:: RECORD EXCERPTS ::
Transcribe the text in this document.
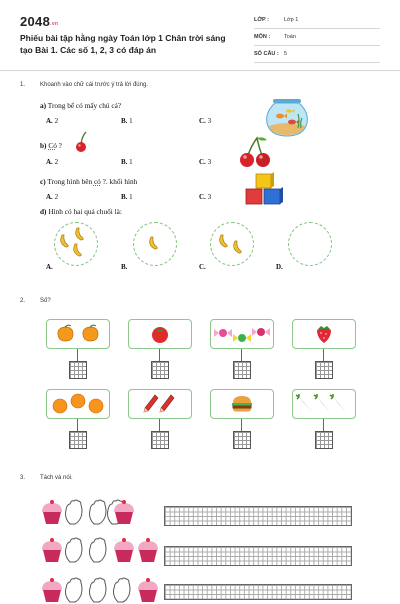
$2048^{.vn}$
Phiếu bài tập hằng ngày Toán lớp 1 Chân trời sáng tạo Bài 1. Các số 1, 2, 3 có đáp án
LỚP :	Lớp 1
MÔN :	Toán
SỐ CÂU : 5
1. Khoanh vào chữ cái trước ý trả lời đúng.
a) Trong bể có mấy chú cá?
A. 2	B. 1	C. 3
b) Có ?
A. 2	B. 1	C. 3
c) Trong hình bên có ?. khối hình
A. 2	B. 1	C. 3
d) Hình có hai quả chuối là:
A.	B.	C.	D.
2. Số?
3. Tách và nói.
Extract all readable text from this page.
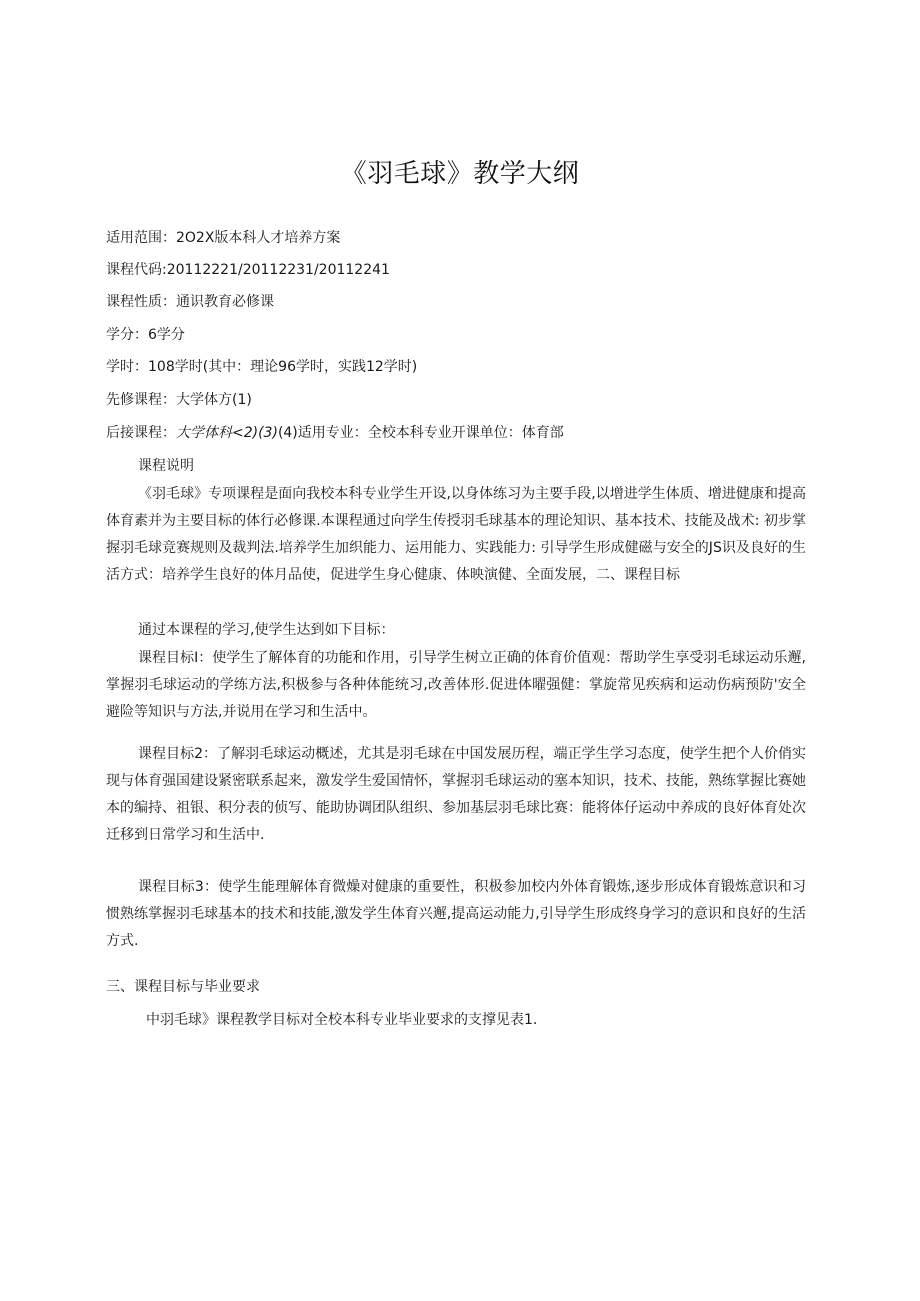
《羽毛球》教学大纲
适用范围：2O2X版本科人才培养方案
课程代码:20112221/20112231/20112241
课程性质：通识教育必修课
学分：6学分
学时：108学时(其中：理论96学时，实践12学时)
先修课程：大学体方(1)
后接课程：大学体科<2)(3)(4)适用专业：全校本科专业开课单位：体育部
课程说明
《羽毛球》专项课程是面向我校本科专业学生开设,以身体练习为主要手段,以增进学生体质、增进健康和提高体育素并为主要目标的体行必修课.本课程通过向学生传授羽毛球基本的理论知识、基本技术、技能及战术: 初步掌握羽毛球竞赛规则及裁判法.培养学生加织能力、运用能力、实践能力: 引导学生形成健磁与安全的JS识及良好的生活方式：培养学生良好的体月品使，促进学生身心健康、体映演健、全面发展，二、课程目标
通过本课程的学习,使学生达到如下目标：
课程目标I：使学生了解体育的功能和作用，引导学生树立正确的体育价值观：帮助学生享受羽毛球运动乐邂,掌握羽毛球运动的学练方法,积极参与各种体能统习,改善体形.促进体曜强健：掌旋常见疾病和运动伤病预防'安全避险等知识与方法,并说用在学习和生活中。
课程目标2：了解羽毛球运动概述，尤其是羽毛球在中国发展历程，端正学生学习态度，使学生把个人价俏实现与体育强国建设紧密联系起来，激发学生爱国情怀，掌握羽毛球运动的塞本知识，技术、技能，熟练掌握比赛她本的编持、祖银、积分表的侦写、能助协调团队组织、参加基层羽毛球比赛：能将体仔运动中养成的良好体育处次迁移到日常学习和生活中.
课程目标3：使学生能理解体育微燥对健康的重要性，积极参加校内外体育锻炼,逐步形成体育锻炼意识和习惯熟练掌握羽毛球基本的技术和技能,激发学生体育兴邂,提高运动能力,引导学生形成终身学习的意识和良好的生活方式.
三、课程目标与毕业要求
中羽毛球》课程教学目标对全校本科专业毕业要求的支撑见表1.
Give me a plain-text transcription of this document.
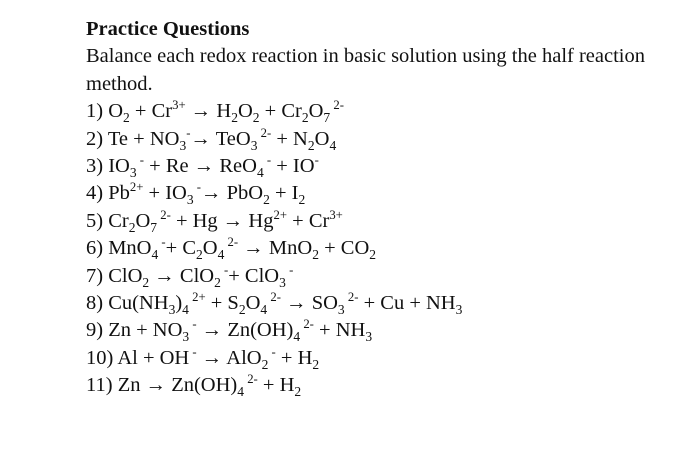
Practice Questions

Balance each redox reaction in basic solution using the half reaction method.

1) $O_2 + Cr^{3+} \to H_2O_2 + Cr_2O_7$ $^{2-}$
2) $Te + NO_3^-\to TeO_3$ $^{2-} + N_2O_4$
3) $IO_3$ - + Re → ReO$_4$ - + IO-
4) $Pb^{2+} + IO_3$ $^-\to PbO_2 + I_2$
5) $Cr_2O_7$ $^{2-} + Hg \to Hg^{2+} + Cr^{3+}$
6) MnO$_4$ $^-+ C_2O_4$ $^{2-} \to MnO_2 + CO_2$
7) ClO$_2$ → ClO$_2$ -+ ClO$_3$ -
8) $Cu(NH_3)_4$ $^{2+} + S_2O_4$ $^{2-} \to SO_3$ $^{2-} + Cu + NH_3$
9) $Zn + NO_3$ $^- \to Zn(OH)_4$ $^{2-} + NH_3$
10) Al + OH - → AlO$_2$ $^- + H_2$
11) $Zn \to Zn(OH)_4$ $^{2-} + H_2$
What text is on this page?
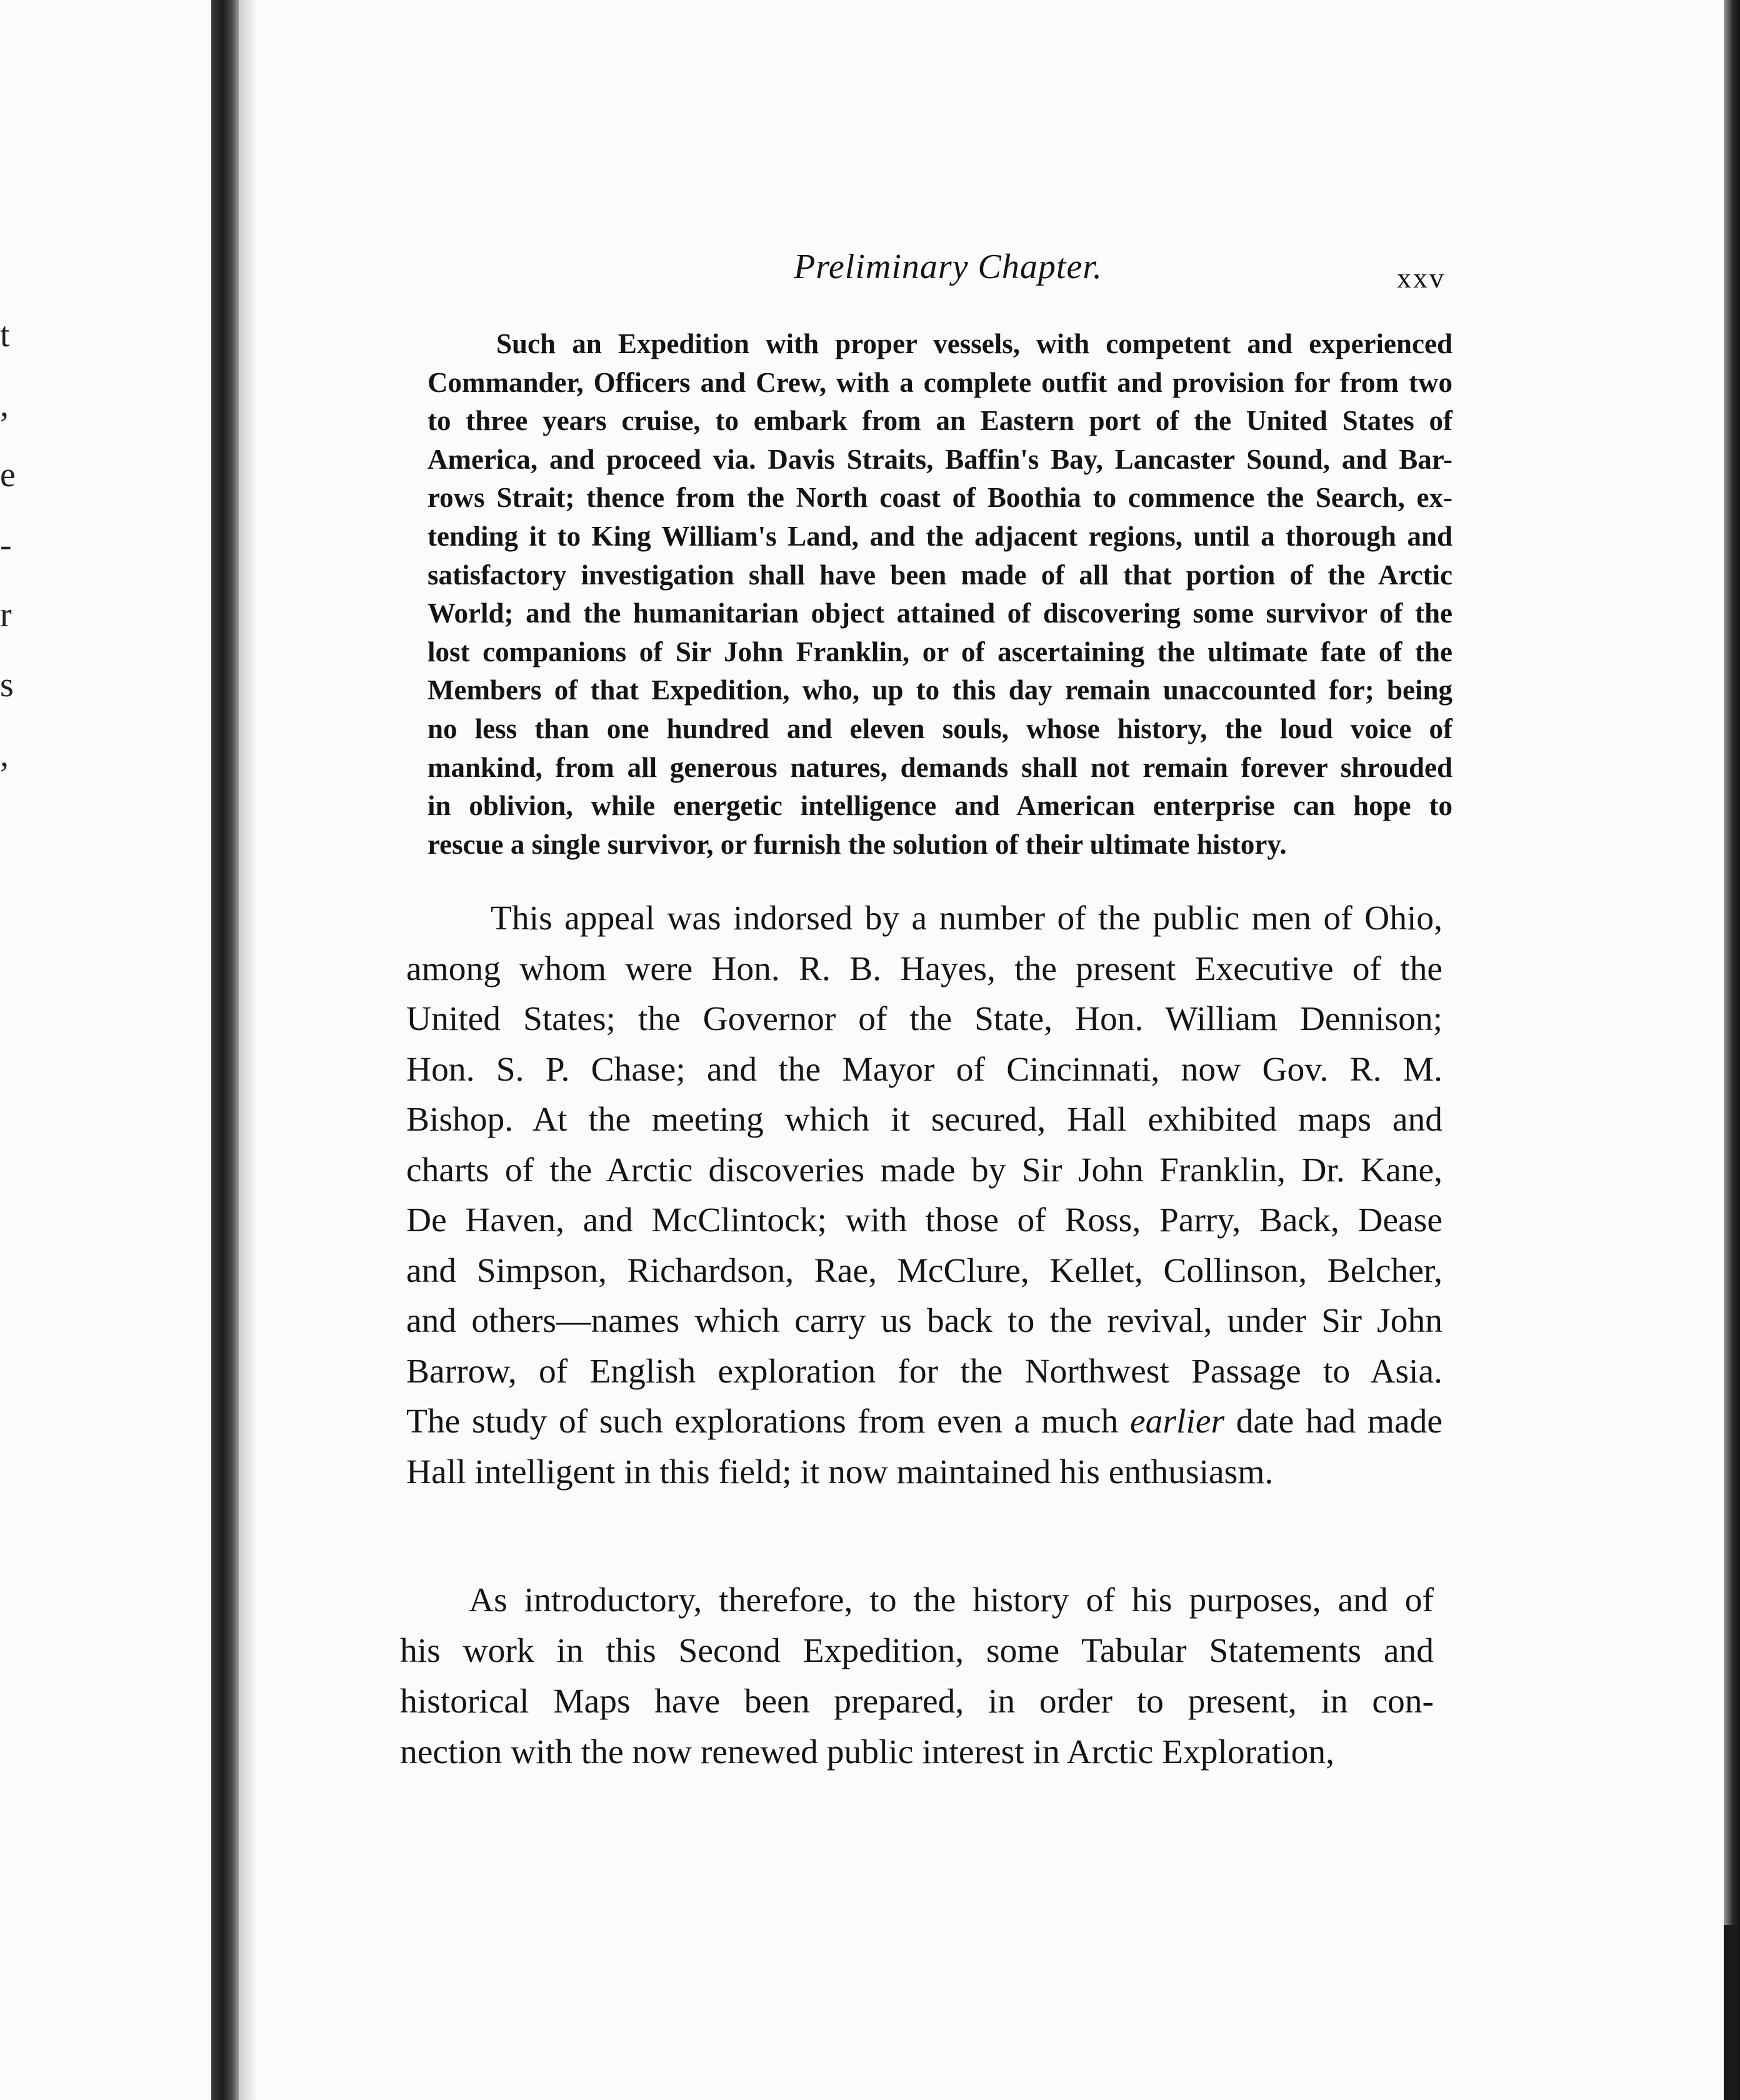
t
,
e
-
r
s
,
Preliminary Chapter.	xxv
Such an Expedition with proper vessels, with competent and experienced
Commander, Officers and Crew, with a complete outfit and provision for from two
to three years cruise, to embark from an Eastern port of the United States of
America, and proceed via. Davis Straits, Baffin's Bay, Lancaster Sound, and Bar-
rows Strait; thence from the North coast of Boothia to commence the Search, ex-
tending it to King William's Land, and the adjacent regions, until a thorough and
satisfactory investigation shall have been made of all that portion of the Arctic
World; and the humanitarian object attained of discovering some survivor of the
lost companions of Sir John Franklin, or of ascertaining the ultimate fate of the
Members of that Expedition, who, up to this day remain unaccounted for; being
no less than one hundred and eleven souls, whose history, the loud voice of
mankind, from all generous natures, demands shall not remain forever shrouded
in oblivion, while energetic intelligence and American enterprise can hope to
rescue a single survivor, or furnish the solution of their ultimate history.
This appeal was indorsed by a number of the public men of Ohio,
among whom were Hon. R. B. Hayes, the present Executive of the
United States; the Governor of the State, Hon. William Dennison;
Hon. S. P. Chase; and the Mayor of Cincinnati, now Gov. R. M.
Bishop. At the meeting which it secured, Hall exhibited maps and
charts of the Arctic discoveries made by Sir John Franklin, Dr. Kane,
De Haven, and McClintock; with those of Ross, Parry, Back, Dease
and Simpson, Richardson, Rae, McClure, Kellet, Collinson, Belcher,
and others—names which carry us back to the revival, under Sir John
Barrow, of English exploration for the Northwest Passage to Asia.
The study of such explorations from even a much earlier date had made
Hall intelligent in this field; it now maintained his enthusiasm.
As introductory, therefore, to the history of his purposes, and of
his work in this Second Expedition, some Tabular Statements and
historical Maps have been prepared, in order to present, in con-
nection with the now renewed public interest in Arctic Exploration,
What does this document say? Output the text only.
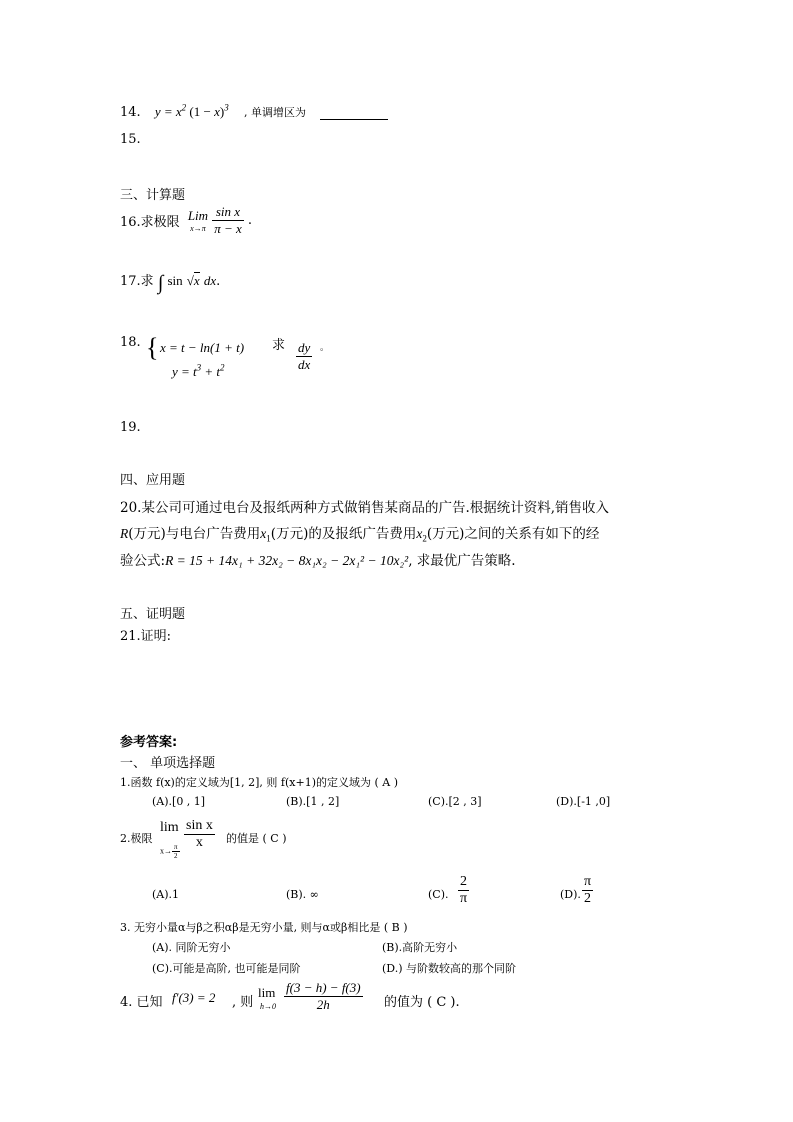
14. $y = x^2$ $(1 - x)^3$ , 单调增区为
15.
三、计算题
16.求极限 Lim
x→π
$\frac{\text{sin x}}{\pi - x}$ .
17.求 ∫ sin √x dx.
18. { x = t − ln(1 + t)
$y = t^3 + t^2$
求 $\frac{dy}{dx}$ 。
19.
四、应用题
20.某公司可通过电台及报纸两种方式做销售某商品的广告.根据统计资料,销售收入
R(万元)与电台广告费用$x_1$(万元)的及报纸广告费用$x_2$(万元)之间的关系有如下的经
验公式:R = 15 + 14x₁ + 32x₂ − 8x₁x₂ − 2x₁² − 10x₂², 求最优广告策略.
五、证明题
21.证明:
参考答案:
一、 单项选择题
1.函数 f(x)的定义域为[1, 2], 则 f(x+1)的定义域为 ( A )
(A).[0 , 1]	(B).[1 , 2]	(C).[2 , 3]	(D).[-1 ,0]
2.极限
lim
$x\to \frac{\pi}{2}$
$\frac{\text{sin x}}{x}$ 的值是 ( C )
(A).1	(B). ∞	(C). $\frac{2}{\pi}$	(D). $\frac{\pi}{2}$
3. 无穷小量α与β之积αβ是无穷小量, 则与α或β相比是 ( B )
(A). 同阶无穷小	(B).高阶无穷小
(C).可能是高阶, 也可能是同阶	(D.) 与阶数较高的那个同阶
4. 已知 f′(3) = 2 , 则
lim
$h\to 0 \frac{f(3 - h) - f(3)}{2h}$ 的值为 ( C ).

:: WHAT IS BEING ASKED ::
Copy every line of the records above that holds the word "with".

:: SOLUTION TO THE PROBLEM ::
Such an Expedition with proper vessels, with competent and experienced
Commander, Officers and Crew, with a complete outfit and provision for from two
De Haven, and McClintock; with those of Ross, Parry, Back, Dease
nection with the now renewed public interest in Arctic Exploration,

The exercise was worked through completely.